*WHAT YOU WILL DO:*
Set down, word for word, the stretch of lines from the one containing "Extract the structured data from this screenshot" to the end of the records below.
START
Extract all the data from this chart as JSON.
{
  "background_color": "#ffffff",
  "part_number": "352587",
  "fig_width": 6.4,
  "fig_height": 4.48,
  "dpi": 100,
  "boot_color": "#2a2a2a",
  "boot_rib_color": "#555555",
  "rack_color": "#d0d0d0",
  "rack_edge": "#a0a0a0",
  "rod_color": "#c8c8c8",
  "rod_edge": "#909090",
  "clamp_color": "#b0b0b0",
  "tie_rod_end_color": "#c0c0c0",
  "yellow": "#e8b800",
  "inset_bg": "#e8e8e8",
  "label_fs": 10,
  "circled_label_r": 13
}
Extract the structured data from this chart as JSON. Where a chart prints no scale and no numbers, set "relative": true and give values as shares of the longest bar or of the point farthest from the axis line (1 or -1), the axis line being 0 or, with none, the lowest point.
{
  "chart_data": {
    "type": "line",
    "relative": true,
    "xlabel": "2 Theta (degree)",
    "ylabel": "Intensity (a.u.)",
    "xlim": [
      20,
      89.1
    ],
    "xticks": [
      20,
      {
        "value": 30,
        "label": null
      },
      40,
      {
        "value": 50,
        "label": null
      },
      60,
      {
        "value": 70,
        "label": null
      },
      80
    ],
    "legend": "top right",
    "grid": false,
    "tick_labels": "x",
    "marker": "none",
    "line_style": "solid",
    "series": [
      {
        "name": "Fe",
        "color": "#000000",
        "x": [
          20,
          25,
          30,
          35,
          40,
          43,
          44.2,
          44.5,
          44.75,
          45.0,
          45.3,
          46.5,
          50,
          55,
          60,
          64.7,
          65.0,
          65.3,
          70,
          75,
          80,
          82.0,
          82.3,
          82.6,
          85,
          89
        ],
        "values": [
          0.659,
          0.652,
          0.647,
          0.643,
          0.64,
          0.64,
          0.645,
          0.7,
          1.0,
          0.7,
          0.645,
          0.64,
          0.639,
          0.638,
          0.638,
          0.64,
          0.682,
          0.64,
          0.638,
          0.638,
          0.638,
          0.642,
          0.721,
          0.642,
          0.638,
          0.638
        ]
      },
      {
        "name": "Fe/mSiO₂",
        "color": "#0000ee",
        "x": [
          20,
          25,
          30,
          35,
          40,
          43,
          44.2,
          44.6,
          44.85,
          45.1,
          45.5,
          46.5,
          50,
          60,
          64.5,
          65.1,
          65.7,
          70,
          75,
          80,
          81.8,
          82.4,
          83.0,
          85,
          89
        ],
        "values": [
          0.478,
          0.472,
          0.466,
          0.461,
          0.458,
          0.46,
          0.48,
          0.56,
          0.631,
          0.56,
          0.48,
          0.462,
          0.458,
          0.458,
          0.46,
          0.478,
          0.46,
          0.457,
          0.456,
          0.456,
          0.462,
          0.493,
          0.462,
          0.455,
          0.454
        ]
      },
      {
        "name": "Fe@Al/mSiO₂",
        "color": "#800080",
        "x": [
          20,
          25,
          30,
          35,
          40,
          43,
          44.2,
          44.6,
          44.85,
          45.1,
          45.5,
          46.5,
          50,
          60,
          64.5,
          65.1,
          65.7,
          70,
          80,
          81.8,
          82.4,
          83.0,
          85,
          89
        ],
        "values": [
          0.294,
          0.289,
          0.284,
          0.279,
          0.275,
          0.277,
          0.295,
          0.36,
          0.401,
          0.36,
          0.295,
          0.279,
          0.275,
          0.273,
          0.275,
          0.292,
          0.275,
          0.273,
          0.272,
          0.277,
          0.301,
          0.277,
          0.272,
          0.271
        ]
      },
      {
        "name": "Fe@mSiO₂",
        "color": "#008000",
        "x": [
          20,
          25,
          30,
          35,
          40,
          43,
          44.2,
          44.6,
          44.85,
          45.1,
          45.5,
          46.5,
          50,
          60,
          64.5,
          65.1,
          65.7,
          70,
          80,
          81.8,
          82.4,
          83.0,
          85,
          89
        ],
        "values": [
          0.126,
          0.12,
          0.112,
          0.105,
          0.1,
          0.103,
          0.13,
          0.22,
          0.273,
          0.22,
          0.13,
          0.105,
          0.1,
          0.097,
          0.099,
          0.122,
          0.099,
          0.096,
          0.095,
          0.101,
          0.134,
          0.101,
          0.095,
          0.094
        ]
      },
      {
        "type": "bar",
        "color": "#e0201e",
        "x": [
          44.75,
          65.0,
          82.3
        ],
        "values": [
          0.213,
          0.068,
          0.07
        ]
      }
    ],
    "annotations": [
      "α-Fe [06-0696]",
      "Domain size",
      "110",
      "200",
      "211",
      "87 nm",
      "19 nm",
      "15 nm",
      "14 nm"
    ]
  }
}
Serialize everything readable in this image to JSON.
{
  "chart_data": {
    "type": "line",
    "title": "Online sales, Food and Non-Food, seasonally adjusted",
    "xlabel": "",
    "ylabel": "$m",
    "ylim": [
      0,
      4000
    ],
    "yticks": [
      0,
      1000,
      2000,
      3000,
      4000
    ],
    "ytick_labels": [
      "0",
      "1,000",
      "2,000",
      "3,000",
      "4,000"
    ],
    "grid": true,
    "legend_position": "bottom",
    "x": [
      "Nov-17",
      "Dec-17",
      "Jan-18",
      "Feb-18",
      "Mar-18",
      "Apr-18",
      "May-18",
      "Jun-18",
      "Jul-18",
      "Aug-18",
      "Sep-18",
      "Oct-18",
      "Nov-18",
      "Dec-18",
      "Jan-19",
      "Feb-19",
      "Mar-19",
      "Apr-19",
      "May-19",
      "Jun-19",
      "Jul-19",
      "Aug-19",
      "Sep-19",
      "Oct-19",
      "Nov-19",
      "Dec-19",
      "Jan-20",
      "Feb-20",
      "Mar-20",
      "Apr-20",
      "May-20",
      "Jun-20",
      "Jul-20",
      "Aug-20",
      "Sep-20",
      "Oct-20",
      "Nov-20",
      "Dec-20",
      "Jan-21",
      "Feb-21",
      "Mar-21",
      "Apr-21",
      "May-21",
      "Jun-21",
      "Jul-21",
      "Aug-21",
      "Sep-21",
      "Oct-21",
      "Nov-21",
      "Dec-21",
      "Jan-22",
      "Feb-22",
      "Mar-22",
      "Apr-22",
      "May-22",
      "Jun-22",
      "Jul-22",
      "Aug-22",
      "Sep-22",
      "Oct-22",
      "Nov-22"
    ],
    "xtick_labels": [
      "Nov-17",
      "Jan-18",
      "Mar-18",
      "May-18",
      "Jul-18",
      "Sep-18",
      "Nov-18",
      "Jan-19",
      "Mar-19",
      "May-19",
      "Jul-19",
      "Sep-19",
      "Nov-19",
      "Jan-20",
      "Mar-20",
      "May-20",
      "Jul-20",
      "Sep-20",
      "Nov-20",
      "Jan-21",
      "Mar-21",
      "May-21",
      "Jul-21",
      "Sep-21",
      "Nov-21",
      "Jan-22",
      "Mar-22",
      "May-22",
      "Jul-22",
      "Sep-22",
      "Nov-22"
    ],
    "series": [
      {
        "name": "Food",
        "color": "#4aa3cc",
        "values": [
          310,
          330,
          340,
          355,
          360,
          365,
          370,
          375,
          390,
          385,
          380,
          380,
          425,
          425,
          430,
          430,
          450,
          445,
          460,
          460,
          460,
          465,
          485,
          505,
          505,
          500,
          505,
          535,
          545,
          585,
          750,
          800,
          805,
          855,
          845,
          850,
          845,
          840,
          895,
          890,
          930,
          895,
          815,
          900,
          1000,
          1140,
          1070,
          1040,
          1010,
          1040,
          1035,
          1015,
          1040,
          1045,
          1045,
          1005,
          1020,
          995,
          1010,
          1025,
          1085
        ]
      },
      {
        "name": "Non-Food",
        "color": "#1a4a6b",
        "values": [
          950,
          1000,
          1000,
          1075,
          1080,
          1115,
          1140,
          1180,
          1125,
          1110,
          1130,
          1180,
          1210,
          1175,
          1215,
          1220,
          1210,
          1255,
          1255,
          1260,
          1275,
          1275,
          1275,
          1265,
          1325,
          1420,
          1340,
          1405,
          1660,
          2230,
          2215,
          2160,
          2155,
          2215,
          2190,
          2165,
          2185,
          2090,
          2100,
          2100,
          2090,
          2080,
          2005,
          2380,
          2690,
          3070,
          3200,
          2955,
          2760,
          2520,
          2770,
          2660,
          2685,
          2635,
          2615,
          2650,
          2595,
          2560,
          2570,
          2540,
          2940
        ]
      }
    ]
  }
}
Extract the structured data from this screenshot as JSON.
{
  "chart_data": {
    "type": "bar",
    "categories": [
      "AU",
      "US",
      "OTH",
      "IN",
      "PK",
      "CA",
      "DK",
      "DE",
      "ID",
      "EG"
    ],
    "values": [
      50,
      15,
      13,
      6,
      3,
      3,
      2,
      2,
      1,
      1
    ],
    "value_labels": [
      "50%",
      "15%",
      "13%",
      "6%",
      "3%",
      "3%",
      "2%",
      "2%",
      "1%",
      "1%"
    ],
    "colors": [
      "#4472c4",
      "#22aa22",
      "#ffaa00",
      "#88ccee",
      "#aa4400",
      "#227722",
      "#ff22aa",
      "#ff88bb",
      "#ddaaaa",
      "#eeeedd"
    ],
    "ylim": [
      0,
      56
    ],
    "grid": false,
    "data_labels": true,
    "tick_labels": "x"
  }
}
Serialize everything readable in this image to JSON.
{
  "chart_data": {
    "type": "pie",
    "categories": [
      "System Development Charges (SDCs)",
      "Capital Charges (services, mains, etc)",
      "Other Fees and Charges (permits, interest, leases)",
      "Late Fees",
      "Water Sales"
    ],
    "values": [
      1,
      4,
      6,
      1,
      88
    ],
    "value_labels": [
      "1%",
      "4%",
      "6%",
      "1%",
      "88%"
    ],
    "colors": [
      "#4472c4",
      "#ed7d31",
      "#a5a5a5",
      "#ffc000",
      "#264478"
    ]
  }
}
END
*COMPLETE RESPONSE:*
Extract the structured data from this screenshot as JSON.
{
  "chart_data": {
    "type": "bar",
    "categories": [
      "AU",
      "US",
      "OTH",
      "IN",
      "PK",
      "CA",
      "DK",
      "DE",
      "ID",
      "EG"
    ],
    "values": [
      50,
      15,
      13,
      6,
      3,
      3,
      2,
      2,
      1,
      1
    ],
    "value_labels": [
      "50%",
      "15%",
      "13%",
      "6%",
      "3%",
      "3%",
      "2%",
      "2%",
      "1%",
      "1%"
    ],
    "colors": [
      "#4472c4",
      "#22aa22",
      "#ffaa00",
      "#88ccee",
      "#aa4400",
      "#227722",
      "#ff22aa",
      "#ff88bb",
      "#ddaaaa",
      "#eeeedd"
    ],
    "ylim": [
      0,
      56
    ],
    "grid": false,
    "data_labels": true,
    "tick_labels": "x"
  }
}
Serialize everything readable in this image to JSON.
{
  "chart_data": {
    "type": "pie",
    "categories": [
      "System Development Charges (SDCs)",
      "Capital Charges (services, mains, etc)",
      "Other Fees and Charges (permits, interest, leases)",
      "Late Fees",
      "Water Sales"
    ],
    "values": [
      1,
      4,
      6,
      1,
      88
    ],
    "value_labels": [
      "1%",
      "4%",
      "6%",
      "1%",
      "88%"
    ],
    "colors": [
      "#4472c4",
      "#ed7d31",
      "#a5a5a5",
      "#ffc000",
      "#264478"
    ]
  }
}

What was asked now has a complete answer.